* _AIM_: Look through the data below and work out how many lines contain the string "chart". Give the number alone.

++++ RECORDS FOR PROCESSING ++++

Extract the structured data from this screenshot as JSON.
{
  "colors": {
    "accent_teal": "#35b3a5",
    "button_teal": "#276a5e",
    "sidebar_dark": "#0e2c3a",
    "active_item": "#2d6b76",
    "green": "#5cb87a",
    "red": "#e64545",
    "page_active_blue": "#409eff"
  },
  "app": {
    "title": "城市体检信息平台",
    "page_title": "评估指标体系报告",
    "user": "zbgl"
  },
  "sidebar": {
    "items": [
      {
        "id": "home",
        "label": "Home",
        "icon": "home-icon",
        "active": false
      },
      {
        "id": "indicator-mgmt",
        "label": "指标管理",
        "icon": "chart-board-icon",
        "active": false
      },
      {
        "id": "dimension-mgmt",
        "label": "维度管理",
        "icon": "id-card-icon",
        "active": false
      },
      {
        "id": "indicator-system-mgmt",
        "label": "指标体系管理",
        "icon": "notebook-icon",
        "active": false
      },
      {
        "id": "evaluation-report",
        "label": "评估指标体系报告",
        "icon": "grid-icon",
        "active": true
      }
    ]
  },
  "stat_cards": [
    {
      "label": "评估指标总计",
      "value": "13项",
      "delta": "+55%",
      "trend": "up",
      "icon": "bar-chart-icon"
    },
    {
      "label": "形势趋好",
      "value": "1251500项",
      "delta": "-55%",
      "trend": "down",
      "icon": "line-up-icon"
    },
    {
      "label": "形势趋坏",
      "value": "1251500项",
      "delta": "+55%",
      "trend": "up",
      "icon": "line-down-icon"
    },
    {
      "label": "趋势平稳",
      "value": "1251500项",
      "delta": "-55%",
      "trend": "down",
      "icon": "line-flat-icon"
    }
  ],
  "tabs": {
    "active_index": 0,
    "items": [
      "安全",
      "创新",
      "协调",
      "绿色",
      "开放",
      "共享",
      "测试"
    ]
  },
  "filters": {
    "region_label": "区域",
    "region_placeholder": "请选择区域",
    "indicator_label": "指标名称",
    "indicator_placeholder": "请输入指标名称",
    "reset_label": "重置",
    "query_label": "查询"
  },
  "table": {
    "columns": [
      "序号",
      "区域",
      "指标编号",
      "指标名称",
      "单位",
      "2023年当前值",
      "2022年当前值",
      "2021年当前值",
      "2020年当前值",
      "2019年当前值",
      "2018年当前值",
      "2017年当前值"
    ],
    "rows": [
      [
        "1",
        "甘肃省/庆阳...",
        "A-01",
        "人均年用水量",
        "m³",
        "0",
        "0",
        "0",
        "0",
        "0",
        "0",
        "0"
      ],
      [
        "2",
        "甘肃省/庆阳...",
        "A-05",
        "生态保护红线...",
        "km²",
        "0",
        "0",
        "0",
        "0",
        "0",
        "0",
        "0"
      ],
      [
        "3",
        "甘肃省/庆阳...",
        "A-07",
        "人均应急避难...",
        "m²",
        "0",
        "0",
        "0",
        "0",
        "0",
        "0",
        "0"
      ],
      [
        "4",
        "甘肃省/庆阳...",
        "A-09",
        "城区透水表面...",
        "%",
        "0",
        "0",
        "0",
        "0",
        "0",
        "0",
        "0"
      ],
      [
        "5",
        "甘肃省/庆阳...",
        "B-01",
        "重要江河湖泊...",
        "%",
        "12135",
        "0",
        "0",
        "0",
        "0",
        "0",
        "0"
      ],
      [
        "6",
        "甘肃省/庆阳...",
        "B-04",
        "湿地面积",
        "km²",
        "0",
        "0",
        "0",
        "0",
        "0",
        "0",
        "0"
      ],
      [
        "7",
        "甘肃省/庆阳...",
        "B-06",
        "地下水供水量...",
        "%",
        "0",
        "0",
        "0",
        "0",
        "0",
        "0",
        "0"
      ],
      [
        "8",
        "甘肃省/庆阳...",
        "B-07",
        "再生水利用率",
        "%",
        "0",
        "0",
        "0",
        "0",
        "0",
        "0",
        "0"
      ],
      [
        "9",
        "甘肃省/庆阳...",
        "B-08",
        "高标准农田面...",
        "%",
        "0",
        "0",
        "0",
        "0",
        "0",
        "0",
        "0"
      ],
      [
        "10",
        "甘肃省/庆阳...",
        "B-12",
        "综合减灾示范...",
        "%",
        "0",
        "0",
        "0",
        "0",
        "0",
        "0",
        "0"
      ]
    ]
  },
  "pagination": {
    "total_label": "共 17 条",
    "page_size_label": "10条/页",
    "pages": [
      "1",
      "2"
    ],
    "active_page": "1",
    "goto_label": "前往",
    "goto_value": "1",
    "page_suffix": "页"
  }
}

++++

* _ANSWER FOR THE TASK_: 2